* Stored data entries:

_ _ _

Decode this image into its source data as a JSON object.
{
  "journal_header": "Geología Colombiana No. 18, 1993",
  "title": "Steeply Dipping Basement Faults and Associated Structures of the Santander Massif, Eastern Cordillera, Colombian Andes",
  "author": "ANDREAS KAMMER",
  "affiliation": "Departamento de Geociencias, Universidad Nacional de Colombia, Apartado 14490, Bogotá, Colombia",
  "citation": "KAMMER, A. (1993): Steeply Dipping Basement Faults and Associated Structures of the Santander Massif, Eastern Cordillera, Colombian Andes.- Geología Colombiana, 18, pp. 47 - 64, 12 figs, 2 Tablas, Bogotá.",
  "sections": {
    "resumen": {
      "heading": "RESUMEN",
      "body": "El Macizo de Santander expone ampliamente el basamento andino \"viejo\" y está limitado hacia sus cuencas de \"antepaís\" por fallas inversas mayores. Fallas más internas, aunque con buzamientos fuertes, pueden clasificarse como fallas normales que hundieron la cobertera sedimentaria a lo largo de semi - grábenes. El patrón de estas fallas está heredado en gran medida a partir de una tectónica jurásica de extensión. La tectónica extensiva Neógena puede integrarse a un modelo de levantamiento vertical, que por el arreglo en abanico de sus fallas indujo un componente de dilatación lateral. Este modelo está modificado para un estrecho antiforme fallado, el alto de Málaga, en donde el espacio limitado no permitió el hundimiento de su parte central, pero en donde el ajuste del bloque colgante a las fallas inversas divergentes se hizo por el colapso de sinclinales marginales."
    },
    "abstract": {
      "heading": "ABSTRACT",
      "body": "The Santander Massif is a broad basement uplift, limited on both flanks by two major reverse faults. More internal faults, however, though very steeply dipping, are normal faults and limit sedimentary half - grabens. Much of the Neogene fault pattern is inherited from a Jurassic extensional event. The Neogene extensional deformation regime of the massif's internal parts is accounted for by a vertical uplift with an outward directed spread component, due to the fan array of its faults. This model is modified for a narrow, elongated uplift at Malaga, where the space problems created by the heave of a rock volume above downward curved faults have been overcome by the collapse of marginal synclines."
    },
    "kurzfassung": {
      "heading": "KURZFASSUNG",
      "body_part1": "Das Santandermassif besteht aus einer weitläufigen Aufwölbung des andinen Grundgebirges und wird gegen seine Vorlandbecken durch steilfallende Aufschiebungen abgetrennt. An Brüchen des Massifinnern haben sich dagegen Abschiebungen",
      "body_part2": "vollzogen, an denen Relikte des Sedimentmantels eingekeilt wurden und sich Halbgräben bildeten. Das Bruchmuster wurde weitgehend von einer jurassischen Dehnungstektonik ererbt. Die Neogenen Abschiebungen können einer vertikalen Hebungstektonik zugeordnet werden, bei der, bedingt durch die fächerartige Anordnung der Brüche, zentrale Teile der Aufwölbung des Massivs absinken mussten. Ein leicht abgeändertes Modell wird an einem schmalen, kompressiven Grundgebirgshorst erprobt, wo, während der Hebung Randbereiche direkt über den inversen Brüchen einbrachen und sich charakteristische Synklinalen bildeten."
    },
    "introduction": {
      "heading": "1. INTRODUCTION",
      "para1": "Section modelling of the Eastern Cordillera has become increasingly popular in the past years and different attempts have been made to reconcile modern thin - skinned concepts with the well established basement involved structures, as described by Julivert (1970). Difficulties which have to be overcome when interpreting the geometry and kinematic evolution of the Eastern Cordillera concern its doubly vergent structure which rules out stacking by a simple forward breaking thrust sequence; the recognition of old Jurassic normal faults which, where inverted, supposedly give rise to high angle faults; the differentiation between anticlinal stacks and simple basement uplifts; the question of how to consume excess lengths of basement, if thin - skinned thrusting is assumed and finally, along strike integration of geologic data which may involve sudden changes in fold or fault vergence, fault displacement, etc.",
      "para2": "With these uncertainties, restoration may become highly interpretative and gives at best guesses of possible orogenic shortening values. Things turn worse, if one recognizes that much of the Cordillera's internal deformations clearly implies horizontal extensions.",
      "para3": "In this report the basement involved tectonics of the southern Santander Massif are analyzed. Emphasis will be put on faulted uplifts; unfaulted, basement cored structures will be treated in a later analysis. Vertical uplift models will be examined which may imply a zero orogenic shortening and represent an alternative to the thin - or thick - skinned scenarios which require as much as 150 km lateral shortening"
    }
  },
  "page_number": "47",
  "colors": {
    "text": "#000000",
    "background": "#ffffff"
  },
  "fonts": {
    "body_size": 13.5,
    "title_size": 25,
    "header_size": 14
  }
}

_ _ _

* Directive: Nothing may be left out: return each entry exactly as it reads.

* Written solution:
Decode this image into its source data as a JSON object.
{
  "journal_header": "Geología Colombiana No. 18, 1993",
  "title": "Steeply Dipping Basement Faults and Associated Structures of the Santander Massif, Eastern Cordillera, Colombian Andes",
  "author": "ANDREAS KAMMER",
  "affiliation": "Departamento de Geociencias, Universidad Nacional de Colombia, Apartado 14490, Bogotá, Colombia",
  "citation": "KAMMER, A. (1993): Steeply Dipping Basement Faults and Associated Structures of the Santander Massif, Eastern Cordillera, Colombian Andes.- Geología Colombiana, 18, pp. 47 - 64, 12 figs, 2 Tablas, Bogotá.",
  "sections": {
    "resumen": {
      "heading": "RESUMEN",
      "body": "El Macizo de Santander expone ampliamente el basamento andino \"viejo\" y está limitado hacia sus cuencas de \"antepaís\" por fallas inversas mayores. Fallas más internas, aunque con buzamientos fuertes, pueden clasificarse como fallas normales que hundieron la cobertera sedimentaria a lo largo de semi - grábenes. El patrón de estas fallas está heredado en gran medida a partir de una tectónica jurásica de extensión. La tectónica extensiva Neógena puede integrarse a un modelo de levantamiento vertical, que por el arreglo en abanico de sus fallas indujo un componente de dilatación lateral. Este modelo está modificado para un estrecho antiforme fallado, el alto de Málaga, en donde el espacio limitado no permitió el hundimiento de su parte central, pero en donde el ajuste del bloque colgante a las fallas inversas divergentes se hizo por el colapso de sinclinales marginales."
    },
    "abstract": {
      "heading": "ABSTRACT",
      "body": "The Santander Massif is a broad basement uplift, limited on both flanks by two major reverse faults. More internal faults, however, though very steeply dipping, are normal faults and limit sedimentary half - grabens. Much of the Neogene fault pattern is inherited from a Jurassic extensional event. The Neogene extensional deformation regime of the massif's internal parts is accounted for by a vertical uplift with an outward directed spread component, due to the fan array of its faults. This model is modified for a narrow, elongated uplift at Malaga, where the space problems created by the heave of a rock volume above downward curved faults have been overcome by the collapse of marginal synclines."
    },
    "kurzfassung": {
      "heading": "KURZFASSUNG",
      "body_part1": "Das Santandermassif besteht aus einer weitläufigen Aufwölbung des andinen Grundgebirges und wird gegen seine Vorlandbecken durch steilfallende Aufschiebungen abgetrennt. An Brüchen des Massifinnern haben sich dagegen Abschiebungen",
      "body_part2": "vollzogen, an denen Relikte des Sedimentmantels eingekeilt wurden und sich Halbgräben bildeten. Das Bruchmuster wurde weitgehend von einer jurassischen Dehnungstektonik ererbt. Die Neogenen Abschiebungen können einer vertikalen Hebungstektonik zugeordnet werden, bei der, bedingt durch die fächerartige Anordnung der Brüche, zentrale Teile der Aufwölbung des Massivs absinken mussten. Ein leicht abgeändertes Modell wird an einem schmalen, kompressiven Grundgebirgshorst erprobt, wo, während der Hebung Randbereiche direkt über den inversen Brüchen einbrachen und sich charakteristische Synklinalen bildeten."
    },
    "introduction": {
      "heading": "1. INTRODUCTION",
      "para1": "Section modelling of the Eastern Cordillera has become increasingly popular in the past years and different attempts have been made to reconcile modern thin - skinned concepts with the well established basement involved structures, as described by Julivert (1970). Difficulties which have to be overcome when interpreting the geometry and kinematic evolution of the Eastern Cordillera concern its doubly vergent structure which rules out stacking by a simple forward breaking thrust sequence; the recognition of old Jurassic normal faults which, where inverted, supposedly give rise to high angle faults; the differentiation between anticlinal stacks and simple basement uplifts; the question of how to consume excess lengths of basement, if thin - skinned thrusting is assumed and finally, along strike integration of geologic data which may involve sudden changes in fold or fault vergence, fault displacement, etc.",
      "para2": "With these uncertainties, restoration may become highly interpretative and gives at best guesses of possible orogenic shortening values. Things turn worse, if one recognizes that much of the Cordillera's internal deformations clearly implies horizontal extensions.",
      "para3": "In this report the basement involved tectonics of the southern Santander Massif are analyzed. Emphasis will be put on faulted uplifts; unfaulted, basement cored structures will be treated in a later analysis. Vertical uplift models will be examined which may imply a zero orogenic shortening and represent an alternative to the thin - or thick - skinned scenarios which require as much as 150 km lateral shortening"
    }
  },
  "page_number": "47",
  "colors": {
    "text": "#000000",
    "background": "#ffffff"
  },
  "fonts": {
    "body_size": 13.5,
    "title_size": 25,
    "header_size": 14
  }
}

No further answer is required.